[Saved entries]
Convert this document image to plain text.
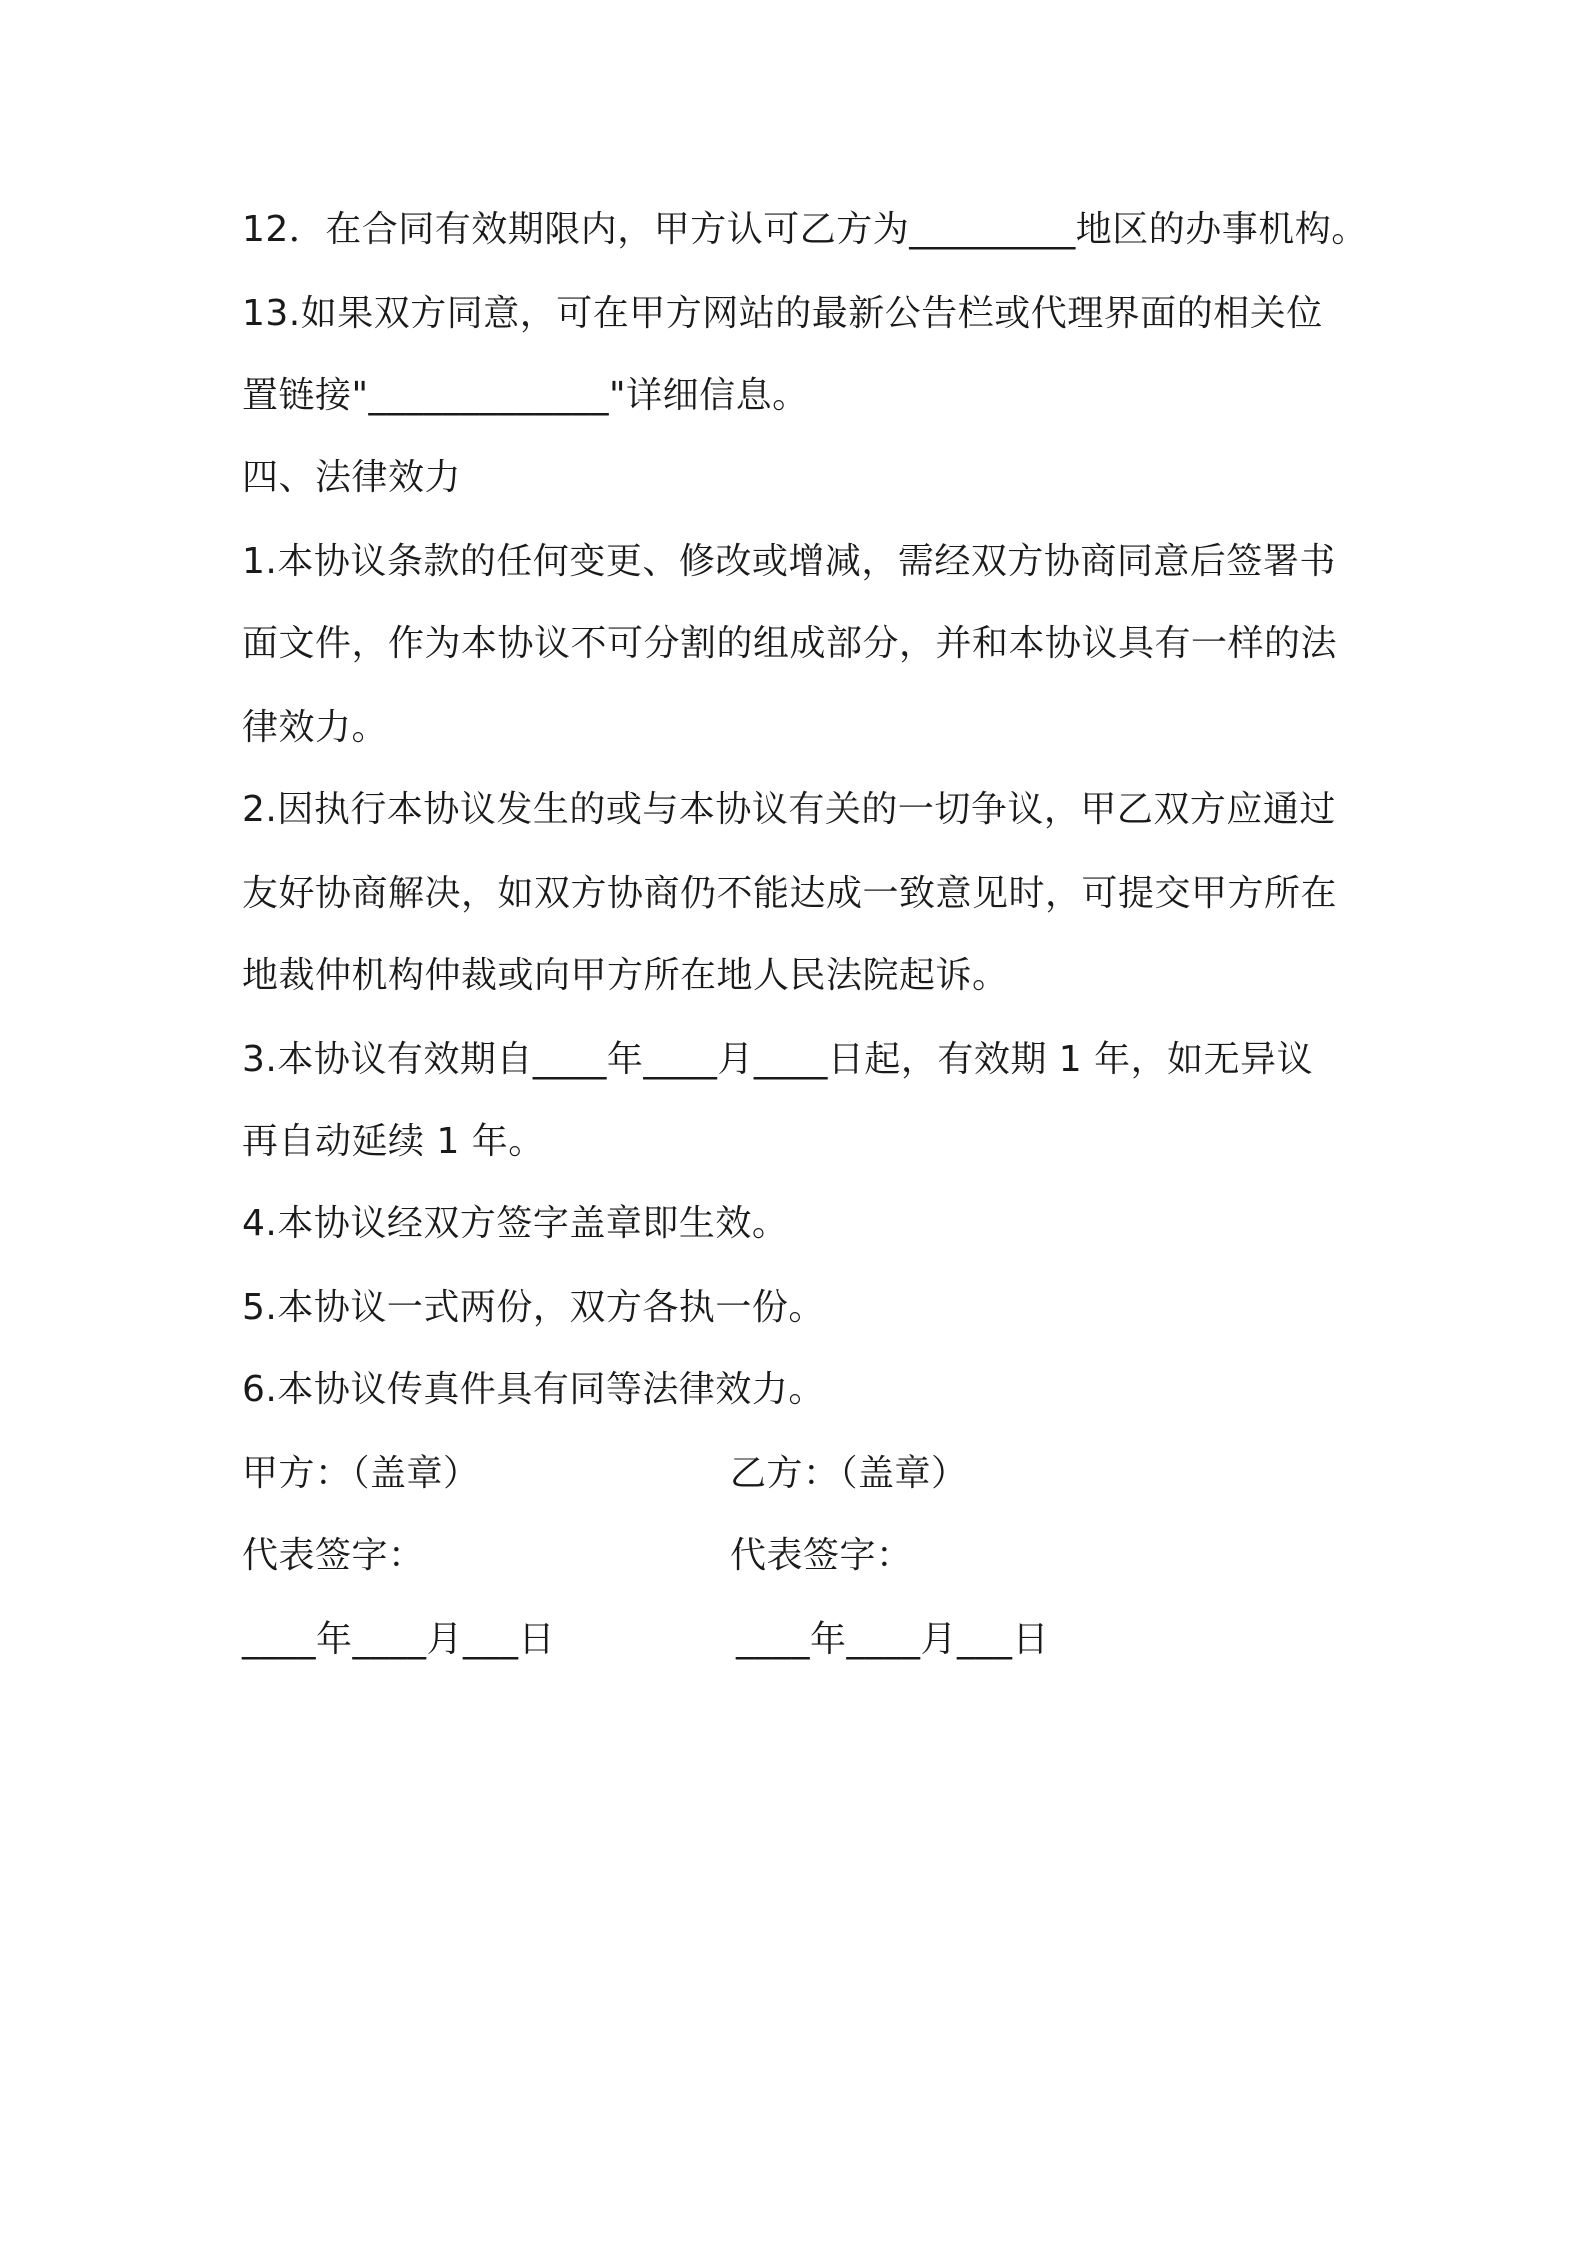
12．在合同有效期限内，甲方认可乙方为_________地区的办事机构。
13.如果双方同意，可在甲方网站的最新公告栏或代理界面的相关位
置链接"_____________"详细信息。
四、法律效力
1.本协议条款的任何变更、修改或增减，需经双方协商同意后签署书
面文件，作为本协议不可分割的组成部分，并和本协议具有一样的法
律效力。
2.因执行本协议发生的或与本协议有关的一切争议，甲乙双方应通过
友好协商解决，如双方协商仍不能达成一致意见时，可提交甲方所在
地裁仲机构仲裁或向甲方所在地人民法院起诉。
3.本协议有效期自____年____月____日起，有效期 1 年，如无异议
再自动延续 1 年。
4.本协议经双方签字盖章即生效。
5.本协议一式两份，双方各执一份。
6.本协议传真件具有同等法律效力。
甲方：（盖章）	乙方：（盖章）
代表签字：	代表签字：
____年____月___日	____年____月___日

Instructions for the task → Transcribe every entry word for word, but skip the pictures.

Complete response →
Convert this document image to plain text.
12．在合同有效期限内，甲方认可乙方为_________地区的办事机构。
13.如果双方同意，可在甲方网站的最新公告栏或代理界面的相关位
置链接"_____________"详细信息。
四、法律效力
1.本协议条款的任何变更、修改或增减，需经双方协商同意后签署书
面文件，作为本协议不可分割的组成部分，并和本协议具有一样的法
律效力。
2.因执行本协议发生的或与本协议有关的一切争议，甲乙双方应通过
友好协商解决，如双方协商仍不能达成一致意见时，可提交甲方所在
地裁仲机构仲裁或向甲方所在地人民法院起诉。
3.本协议有效期自____年____月____日起，有效期 1 年，如无异议
再自动延续 1 年。
4.本协议经双方签字盖章即生效。
5.本协议一式两份，双方各执一份。
6.本协议传真件具有同等法律效力。
甲方：（盖章）	乙方：（盖章）
代表签字：	代表签字：
____年____月___日	____年____月___日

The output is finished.